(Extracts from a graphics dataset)
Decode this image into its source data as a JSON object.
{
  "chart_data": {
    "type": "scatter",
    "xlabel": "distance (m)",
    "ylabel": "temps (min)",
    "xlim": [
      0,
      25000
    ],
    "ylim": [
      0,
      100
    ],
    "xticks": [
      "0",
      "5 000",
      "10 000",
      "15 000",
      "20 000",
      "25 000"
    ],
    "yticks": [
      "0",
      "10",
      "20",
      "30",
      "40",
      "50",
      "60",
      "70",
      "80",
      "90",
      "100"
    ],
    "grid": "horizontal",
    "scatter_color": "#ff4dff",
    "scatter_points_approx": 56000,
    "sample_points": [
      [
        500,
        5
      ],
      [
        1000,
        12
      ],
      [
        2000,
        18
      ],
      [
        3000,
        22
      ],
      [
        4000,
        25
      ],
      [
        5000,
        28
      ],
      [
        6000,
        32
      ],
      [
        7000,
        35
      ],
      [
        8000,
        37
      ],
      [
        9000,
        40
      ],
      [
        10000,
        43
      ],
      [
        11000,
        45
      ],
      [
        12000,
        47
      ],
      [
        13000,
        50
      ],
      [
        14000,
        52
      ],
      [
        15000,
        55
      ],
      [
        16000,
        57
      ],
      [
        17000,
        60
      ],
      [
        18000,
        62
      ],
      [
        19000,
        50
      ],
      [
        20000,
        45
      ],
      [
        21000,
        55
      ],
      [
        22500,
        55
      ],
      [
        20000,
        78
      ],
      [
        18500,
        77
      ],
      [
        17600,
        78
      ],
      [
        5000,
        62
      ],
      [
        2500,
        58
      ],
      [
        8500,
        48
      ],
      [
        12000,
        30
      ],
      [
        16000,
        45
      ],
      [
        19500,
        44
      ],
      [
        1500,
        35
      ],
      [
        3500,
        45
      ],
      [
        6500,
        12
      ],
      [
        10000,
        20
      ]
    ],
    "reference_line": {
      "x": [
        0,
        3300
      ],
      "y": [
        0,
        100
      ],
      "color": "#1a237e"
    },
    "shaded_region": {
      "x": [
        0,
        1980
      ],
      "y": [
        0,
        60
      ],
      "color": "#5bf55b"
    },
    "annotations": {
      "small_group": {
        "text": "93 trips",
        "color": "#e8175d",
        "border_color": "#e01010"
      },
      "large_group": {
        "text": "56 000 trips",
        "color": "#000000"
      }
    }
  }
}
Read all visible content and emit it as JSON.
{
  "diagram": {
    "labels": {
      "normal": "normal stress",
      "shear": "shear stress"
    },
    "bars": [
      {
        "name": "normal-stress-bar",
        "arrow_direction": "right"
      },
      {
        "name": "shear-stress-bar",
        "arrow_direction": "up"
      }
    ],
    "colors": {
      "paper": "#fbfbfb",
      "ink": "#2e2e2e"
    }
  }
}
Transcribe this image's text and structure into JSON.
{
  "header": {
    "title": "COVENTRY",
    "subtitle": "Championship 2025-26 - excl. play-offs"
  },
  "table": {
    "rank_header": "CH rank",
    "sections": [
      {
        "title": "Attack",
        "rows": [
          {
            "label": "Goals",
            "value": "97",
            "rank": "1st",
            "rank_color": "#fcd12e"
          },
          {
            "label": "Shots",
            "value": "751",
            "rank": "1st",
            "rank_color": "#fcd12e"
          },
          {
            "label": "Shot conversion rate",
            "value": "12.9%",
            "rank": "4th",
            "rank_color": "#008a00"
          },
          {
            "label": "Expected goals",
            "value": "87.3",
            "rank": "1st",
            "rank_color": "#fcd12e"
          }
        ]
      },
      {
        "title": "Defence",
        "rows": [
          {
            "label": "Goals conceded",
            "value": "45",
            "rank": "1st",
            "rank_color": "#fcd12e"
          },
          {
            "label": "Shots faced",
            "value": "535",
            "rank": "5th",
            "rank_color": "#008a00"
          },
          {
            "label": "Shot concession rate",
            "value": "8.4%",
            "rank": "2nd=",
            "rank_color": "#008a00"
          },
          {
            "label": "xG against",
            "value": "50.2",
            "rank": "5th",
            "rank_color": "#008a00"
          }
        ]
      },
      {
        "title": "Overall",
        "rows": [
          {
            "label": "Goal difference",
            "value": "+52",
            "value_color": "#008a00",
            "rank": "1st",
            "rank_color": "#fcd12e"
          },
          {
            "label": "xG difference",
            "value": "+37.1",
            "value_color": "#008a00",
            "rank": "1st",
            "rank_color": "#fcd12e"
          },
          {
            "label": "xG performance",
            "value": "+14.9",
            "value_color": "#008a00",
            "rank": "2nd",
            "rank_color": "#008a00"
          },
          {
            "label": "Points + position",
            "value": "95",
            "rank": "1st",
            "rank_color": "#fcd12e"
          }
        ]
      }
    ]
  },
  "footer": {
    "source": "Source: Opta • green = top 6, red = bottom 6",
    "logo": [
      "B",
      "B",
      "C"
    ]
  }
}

YOUR INSTRUCTIONS -> All lines above containing the string "image" are to be collected.

COMPLETED TASK ->
Decode this image into its source data as a JSON object.
Transcribe this image's text and structure into JSON.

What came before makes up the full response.